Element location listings
===============
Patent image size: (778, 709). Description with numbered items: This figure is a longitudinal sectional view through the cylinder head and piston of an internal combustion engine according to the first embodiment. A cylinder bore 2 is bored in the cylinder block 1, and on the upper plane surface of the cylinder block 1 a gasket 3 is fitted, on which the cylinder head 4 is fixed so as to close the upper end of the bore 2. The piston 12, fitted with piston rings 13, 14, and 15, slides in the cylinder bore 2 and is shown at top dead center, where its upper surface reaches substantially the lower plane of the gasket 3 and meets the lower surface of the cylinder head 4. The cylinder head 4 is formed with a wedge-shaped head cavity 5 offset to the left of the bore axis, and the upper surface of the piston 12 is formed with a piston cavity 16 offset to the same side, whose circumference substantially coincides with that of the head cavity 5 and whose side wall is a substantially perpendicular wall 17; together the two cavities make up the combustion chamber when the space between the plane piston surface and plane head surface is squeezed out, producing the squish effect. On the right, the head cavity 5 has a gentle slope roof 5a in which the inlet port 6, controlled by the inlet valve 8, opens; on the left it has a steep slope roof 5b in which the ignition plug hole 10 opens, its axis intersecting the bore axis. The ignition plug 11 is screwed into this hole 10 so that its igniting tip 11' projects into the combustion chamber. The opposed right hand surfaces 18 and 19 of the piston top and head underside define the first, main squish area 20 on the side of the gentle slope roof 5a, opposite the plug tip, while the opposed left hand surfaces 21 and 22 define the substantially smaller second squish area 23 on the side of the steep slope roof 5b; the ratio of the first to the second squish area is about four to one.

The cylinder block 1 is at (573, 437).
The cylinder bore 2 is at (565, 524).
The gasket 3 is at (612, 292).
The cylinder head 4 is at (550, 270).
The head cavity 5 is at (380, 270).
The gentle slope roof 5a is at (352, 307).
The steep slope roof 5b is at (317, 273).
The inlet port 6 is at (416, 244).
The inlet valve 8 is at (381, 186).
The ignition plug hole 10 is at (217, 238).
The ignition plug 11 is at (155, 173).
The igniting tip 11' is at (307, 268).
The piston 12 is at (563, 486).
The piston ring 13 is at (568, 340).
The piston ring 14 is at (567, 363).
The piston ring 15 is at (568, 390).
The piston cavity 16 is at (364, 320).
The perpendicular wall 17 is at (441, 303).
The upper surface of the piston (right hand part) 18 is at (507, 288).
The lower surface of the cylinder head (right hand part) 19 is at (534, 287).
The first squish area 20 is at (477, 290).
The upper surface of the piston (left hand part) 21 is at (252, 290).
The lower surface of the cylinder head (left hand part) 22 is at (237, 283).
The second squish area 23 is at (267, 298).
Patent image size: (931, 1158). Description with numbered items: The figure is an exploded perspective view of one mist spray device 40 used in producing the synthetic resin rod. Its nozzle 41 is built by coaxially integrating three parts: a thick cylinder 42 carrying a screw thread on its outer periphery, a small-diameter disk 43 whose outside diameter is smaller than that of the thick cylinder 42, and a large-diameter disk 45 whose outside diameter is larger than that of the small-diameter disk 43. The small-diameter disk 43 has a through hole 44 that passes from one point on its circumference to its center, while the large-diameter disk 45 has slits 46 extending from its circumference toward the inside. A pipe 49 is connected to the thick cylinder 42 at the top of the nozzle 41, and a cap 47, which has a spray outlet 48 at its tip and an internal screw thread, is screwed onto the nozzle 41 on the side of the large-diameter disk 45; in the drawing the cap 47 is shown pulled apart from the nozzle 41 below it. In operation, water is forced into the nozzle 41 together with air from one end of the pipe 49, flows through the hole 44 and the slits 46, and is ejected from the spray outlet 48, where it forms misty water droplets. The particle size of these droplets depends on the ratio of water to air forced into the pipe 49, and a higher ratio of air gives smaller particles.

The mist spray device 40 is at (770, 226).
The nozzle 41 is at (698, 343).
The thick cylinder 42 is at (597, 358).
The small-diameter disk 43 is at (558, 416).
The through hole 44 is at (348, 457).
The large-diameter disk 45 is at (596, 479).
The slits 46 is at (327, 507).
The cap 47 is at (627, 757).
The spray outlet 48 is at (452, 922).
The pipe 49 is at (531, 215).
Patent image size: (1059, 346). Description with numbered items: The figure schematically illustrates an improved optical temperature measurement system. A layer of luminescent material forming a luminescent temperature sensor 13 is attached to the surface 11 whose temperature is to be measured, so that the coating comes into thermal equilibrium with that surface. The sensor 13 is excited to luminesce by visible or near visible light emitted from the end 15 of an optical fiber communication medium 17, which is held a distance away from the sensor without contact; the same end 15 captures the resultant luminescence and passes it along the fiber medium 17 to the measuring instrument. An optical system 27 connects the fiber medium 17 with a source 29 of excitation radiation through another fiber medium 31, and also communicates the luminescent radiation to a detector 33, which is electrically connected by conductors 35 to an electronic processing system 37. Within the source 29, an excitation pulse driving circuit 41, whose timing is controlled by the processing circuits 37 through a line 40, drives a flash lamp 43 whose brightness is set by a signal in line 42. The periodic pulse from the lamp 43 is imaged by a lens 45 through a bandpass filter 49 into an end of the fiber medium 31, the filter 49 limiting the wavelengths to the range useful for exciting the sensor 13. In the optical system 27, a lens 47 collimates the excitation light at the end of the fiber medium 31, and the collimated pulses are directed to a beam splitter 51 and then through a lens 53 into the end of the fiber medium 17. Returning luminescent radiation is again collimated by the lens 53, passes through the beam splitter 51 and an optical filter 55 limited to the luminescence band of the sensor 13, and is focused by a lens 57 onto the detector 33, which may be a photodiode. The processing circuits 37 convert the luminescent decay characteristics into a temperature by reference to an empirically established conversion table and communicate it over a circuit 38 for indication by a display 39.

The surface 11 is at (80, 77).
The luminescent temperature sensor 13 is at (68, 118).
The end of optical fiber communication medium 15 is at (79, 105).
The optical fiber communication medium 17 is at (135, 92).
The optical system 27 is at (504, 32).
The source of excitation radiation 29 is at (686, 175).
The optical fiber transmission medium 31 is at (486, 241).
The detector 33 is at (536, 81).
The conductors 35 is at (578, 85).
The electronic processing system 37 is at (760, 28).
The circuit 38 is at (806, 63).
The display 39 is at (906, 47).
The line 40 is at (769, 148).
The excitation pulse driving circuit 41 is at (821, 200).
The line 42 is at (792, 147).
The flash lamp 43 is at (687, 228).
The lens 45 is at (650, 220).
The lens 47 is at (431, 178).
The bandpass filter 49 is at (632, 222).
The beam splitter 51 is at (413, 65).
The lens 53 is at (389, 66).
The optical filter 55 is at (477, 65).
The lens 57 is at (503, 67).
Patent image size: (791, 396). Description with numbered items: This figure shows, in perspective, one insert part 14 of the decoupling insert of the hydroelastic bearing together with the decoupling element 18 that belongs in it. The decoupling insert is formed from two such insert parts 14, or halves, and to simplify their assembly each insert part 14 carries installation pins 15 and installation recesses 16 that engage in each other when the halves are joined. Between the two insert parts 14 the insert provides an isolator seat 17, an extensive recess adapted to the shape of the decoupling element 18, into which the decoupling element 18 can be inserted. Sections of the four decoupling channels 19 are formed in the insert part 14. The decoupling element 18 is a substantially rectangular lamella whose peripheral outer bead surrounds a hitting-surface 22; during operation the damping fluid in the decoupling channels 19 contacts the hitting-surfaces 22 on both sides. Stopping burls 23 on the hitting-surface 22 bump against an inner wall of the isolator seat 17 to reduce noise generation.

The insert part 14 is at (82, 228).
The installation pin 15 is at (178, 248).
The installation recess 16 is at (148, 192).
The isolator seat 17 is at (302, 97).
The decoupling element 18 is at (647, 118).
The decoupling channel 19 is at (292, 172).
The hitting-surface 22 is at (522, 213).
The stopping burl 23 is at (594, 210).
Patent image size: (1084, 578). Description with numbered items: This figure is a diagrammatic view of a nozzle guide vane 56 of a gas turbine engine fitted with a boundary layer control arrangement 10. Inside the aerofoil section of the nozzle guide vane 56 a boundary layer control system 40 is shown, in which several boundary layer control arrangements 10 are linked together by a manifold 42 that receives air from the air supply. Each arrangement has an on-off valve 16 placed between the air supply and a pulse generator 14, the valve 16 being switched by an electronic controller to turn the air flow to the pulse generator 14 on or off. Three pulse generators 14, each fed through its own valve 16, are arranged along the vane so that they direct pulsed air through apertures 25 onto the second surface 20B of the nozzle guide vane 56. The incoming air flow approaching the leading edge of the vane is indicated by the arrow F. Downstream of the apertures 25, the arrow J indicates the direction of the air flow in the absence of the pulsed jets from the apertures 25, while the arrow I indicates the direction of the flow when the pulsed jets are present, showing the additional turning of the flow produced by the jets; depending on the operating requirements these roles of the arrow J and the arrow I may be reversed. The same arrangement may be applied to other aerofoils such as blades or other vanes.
===============
### Exercise goal
Please give again only the part that opens with the line containing "Patent image size: (791, 396)." and closes with the line containing "The hitting-surface 22 is at (522, 213).", swapping "hydroelastic" for "hydraulic" and leaving everything else unchanged.

### Exercise solution
Patent image size: (791, 396). Description with numbered items: This figure shows, in perspective, one insert part 14 of the decoupling insert of the hydraulic bearing together with the decoupling element 18 that belongs in it. The decoupling insert is formed from two such insert parts 14, or halves, and to simplify their assembly each insert part 14 carries installation pins 15 and installation recesses 16 that engage in each other when the halves are joined. Between the two insert parts 14 the insert provides an isolator seat 17, an extensive recess adapted to the shape of the decoupling element 18, into which the decoupling element 18 can be inserted. Sections of the four decoupling channels 19 are formed in the insert part 14. The decoupling element 18 is a substantially rectangular lamella whose peripheral outer bead surrounds a hitting-surface 22; during operation the damping fluid in the decoupling channels 19 contacts the hitting-surfaces 22 on both sides. Stopping burls 23 on the hitting-surface 22 bump against an inner wall of the isolator seat 17 to reduce noise generation.

The insert part 14 is at (82, 228).
The installation pin 15 is at (178, 248).
The installation recess 16 is at (148, 192).
The isolator seat 17 is at (302, 97).
The decoupling element 18 is at (647, 118).
The decoupling channel 19 is at (292, 172).
The hitting-surface 22 is at (522, 213).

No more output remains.